◆ Stored data ◆
-.-.-

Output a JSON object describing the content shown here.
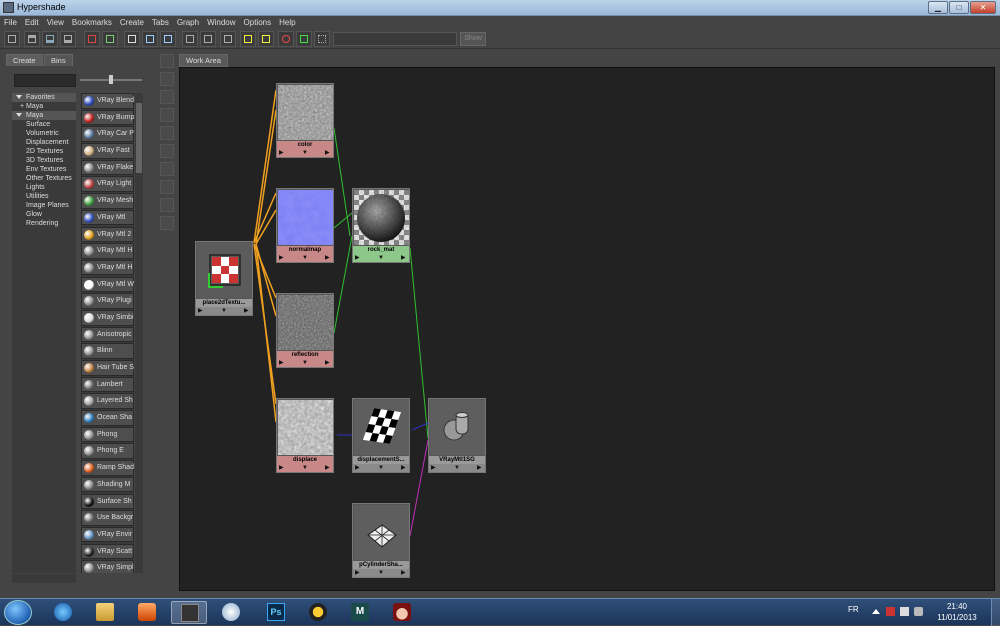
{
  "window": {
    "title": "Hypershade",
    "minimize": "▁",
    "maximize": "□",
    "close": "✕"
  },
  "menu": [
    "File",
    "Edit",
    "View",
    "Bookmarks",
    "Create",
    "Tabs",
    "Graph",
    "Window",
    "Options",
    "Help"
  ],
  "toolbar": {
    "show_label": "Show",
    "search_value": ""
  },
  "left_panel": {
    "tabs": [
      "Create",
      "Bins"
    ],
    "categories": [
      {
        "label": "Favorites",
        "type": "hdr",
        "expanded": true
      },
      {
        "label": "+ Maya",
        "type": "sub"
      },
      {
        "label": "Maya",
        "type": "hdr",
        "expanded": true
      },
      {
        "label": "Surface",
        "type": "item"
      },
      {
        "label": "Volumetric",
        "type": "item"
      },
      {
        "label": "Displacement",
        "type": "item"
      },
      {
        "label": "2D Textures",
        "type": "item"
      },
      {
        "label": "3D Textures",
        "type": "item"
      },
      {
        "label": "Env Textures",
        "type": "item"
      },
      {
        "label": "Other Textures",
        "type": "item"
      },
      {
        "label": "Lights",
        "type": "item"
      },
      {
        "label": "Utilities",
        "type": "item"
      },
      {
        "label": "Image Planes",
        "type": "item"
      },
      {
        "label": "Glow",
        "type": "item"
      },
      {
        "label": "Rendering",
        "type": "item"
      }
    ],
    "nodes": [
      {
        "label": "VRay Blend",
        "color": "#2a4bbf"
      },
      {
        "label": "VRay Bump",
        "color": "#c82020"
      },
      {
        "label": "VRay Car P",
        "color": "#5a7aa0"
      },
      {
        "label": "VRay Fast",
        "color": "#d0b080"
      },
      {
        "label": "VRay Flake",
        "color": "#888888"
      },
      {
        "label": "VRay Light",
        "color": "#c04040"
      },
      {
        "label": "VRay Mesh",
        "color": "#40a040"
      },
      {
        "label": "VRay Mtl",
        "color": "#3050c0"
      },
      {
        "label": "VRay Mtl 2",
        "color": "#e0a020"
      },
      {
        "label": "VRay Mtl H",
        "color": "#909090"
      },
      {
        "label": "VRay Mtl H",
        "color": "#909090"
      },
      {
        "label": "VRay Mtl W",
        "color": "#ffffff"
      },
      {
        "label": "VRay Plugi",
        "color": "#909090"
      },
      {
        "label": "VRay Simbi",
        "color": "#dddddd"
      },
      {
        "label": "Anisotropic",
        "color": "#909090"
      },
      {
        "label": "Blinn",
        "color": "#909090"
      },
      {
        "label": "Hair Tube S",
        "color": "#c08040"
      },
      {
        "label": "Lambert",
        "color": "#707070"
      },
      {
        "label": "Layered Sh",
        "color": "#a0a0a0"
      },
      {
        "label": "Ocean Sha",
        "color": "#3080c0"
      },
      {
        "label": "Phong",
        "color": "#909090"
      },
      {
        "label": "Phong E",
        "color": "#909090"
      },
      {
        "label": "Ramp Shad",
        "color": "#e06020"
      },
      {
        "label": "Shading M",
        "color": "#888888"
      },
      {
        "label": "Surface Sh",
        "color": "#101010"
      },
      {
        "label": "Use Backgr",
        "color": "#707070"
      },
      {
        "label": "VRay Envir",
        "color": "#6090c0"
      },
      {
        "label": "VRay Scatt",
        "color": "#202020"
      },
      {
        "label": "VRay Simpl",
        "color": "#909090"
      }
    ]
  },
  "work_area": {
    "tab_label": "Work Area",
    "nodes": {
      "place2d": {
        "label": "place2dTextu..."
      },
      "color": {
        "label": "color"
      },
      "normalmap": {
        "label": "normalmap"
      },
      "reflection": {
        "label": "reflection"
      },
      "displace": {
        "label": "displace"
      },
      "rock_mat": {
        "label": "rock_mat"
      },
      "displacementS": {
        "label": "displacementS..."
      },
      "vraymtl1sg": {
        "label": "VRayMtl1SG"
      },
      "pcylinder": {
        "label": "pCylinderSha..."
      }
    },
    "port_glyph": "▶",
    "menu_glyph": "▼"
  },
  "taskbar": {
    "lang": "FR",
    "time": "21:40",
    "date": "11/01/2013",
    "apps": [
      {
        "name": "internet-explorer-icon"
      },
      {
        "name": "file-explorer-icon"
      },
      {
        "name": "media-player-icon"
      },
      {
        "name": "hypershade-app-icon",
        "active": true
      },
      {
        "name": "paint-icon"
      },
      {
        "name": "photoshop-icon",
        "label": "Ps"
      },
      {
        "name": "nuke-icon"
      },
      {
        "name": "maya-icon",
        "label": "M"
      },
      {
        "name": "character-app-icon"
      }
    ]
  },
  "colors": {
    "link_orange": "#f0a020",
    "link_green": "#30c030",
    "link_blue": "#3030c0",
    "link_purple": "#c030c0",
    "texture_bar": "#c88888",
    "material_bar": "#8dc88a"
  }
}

-.-.-

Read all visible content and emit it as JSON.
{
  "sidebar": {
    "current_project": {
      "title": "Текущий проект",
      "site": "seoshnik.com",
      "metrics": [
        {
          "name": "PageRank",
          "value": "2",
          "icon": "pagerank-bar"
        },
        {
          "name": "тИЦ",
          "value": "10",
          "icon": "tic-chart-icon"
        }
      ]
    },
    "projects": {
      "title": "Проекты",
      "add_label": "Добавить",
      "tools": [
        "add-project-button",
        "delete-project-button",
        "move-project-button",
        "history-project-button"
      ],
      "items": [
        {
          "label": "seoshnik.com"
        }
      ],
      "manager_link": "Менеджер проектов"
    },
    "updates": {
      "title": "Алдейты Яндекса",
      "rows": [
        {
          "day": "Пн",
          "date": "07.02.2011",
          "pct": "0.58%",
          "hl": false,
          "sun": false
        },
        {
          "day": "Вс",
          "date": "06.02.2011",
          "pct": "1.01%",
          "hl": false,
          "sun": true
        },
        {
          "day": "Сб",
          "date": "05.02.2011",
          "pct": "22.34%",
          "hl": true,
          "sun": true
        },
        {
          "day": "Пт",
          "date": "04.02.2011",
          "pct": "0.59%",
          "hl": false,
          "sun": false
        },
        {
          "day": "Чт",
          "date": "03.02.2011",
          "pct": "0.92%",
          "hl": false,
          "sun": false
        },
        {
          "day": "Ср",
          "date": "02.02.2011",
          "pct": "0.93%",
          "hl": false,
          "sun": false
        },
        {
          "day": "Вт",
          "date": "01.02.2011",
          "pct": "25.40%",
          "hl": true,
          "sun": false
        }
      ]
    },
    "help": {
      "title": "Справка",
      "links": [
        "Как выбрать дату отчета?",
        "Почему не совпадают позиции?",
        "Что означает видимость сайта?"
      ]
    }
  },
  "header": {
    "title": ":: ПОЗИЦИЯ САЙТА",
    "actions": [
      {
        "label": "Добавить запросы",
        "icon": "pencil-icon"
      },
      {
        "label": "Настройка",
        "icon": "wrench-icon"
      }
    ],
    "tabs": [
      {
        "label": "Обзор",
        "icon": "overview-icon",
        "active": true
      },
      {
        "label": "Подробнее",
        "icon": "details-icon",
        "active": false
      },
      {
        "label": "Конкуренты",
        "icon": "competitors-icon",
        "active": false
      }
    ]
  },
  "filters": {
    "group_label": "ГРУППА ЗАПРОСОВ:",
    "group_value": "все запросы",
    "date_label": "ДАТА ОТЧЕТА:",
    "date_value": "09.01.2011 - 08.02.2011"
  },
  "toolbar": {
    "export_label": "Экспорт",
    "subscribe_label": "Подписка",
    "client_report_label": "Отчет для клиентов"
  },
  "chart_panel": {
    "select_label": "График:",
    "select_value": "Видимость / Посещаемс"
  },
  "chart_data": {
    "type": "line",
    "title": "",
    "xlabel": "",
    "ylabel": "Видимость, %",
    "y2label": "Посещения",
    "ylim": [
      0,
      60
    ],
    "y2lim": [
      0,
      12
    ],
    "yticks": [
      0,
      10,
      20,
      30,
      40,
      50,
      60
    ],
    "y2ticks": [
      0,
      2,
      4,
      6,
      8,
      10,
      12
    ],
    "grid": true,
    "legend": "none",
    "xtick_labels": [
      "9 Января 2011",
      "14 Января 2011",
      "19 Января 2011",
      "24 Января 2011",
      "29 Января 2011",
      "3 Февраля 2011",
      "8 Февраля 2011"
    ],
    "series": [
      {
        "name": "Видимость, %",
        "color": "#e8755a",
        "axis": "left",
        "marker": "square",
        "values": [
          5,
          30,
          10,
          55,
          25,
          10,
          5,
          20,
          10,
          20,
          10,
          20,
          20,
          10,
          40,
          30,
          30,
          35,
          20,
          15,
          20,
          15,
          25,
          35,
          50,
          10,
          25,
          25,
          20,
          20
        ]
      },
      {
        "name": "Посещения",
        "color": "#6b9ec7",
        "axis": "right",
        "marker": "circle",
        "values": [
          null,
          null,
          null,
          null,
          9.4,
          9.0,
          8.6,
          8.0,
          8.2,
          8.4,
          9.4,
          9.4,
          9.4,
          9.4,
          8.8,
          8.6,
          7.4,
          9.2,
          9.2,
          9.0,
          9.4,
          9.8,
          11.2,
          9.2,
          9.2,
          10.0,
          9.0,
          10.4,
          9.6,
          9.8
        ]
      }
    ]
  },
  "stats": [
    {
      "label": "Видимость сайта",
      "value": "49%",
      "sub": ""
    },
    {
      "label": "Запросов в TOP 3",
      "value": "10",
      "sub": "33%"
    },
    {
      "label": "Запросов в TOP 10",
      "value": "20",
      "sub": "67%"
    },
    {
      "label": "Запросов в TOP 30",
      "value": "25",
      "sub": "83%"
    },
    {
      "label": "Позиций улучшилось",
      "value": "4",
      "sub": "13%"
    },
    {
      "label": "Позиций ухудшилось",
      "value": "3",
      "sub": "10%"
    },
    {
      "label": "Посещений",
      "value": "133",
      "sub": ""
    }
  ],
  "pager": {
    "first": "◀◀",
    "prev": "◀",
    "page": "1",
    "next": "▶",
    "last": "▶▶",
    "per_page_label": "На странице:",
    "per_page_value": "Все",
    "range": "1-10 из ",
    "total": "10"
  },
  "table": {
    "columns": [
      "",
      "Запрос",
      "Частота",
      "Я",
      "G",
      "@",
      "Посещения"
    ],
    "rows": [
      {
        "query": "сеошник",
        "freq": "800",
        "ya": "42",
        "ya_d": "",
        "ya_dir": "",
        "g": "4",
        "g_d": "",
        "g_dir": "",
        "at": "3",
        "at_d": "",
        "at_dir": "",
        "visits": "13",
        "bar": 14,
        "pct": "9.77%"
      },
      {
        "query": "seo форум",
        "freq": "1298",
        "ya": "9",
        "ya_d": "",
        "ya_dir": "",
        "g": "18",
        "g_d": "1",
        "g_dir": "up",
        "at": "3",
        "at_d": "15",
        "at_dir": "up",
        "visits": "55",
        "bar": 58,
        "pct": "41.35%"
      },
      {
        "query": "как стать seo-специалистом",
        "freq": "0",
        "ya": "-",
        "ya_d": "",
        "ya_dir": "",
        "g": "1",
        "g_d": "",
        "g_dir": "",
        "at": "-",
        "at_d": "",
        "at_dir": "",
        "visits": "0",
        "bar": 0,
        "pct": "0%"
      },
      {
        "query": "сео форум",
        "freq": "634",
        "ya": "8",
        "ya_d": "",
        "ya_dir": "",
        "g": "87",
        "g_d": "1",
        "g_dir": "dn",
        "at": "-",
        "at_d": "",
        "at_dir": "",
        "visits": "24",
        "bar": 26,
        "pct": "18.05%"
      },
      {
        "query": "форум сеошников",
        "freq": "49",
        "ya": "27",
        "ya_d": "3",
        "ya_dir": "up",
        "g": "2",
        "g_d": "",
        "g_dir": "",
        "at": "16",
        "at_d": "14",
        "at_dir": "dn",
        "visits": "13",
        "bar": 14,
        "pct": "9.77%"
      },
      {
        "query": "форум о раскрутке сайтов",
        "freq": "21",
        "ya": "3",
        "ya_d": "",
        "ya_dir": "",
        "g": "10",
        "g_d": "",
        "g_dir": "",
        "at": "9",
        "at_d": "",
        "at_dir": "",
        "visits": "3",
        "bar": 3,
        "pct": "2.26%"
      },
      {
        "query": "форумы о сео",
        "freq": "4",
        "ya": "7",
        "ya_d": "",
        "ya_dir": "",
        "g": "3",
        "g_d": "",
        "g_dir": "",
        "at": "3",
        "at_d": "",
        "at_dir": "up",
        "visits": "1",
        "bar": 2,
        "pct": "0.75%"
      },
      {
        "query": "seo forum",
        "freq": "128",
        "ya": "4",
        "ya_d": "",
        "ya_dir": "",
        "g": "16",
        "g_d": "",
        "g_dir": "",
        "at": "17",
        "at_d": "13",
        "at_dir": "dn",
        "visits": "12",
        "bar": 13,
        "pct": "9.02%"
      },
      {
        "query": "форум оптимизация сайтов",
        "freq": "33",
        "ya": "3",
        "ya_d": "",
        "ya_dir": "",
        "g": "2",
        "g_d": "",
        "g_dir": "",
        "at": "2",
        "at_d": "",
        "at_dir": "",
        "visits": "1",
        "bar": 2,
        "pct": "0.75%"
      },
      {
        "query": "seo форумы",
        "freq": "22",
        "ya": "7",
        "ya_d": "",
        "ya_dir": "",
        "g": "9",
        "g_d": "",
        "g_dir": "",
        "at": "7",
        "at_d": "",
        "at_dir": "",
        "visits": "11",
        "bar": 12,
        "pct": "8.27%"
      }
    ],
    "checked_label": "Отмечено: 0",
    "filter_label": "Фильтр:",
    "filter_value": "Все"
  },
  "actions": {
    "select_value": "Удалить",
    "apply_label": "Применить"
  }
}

-.-.-

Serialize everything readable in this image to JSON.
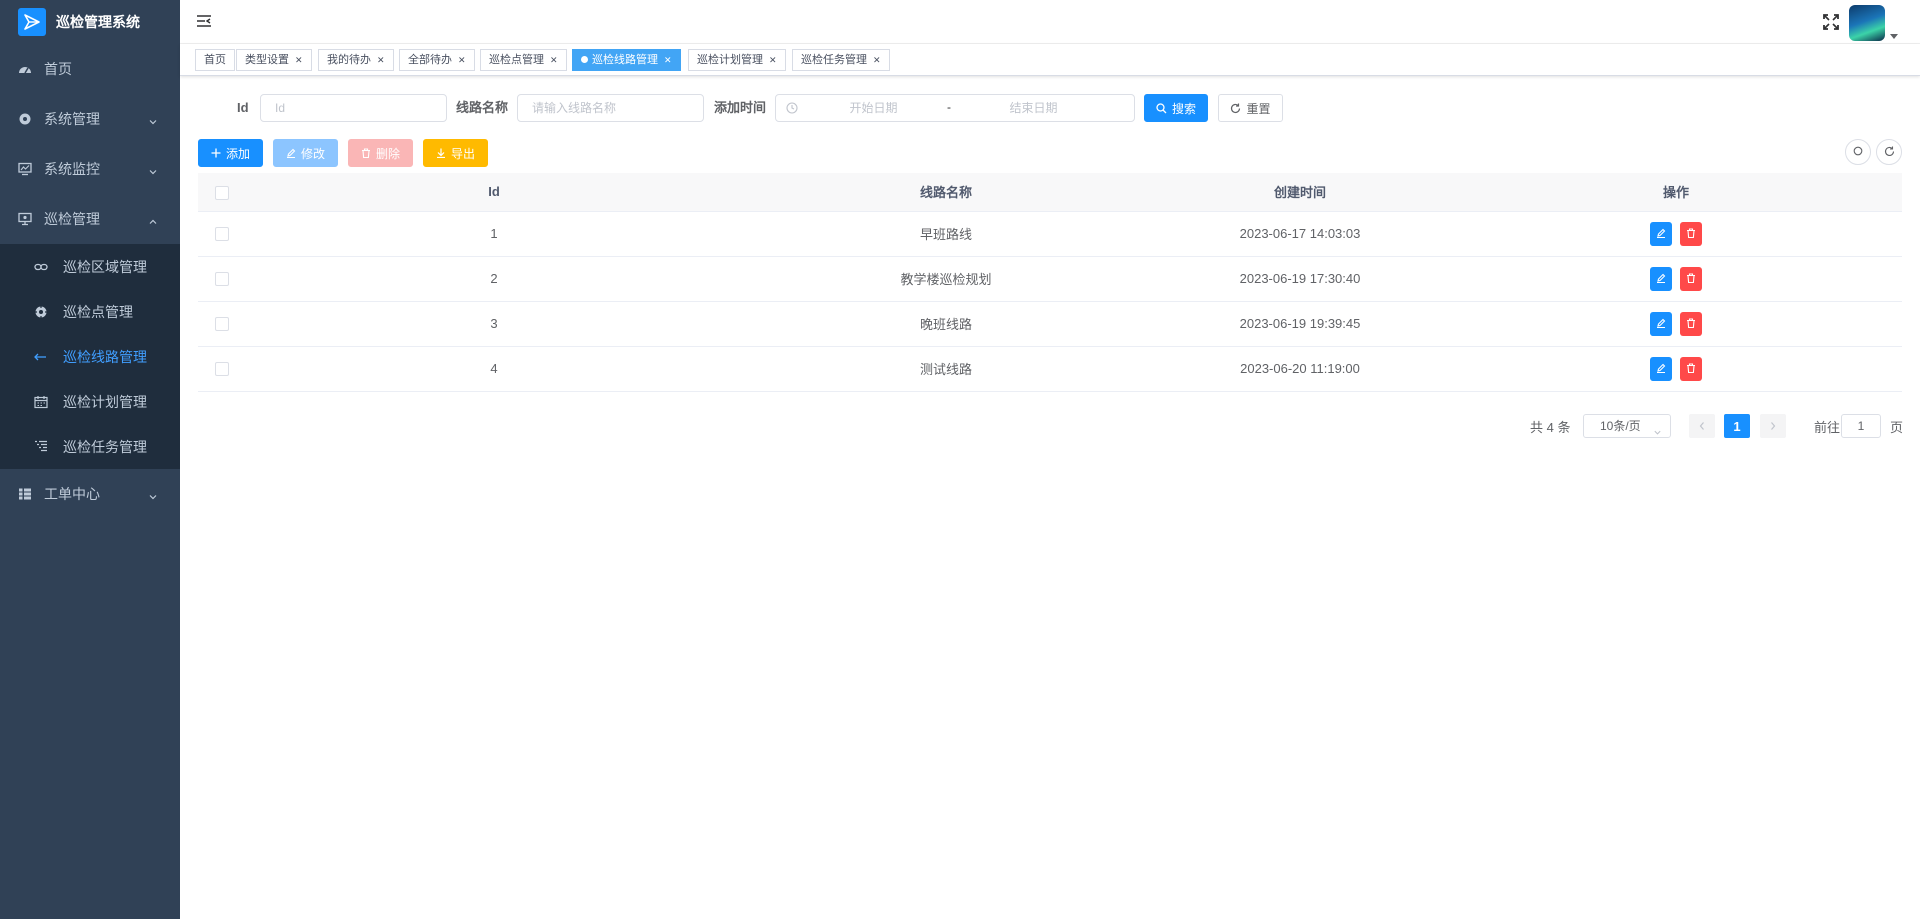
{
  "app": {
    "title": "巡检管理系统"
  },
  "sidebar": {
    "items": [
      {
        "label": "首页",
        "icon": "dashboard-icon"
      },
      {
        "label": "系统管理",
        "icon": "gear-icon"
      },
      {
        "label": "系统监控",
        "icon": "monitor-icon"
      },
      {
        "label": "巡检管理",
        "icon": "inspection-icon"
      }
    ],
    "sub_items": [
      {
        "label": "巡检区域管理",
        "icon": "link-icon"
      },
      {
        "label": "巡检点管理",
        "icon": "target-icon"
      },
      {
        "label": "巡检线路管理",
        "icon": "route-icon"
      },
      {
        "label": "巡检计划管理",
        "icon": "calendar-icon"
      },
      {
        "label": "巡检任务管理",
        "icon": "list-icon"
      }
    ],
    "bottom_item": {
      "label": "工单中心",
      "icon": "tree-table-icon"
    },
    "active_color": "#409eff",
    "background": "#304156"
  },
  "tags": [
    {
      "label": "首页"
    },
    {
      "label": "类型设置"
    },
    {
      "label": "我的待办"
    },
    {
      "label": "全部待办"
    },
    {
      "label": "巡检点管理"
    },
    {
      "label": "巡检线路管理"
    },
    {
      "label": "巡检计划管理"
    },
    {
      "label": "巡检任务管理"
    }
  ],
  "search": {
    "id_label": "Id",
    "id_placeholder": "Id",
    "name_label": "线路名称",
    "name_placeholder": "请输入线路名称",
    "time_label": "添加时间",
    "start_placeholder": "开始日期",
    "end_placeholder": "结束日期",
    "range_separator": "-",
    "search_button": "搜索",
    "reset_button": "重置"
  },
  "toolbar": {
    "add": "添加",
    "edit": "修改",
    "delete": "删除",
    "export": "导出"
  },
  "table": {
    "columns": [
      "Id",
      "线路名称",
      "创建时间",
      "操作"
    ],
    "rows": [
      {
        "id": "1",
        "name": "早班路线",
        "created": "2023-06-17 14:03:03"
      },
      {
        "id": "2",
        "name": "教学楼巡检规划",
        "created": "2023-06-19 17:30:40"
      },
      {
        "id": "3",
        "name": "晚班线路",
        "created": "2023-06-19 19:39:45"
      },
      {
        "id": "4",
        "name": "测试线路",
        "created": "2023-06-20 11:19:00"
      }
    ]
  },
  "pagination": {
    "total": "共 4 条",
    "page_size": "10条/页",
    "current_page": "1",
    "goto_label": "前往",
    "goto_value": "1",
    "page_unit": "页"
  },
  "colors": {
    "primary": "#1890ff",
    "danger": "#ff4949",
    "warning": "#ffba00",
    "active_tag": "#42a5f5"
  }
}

-.-.-

◆ What you should do ◆
Copy each line above where the string "visits" occurs.

◆ Answer to the task ◆
        "visits": "13",
        "visits": "55",
        "visits": "0",
        "visits": "24",
        "visits": "13",
        "visits": "3",
        "visits": "1",
        "visits": "12",
        "visits": "1",
        "visits": "11",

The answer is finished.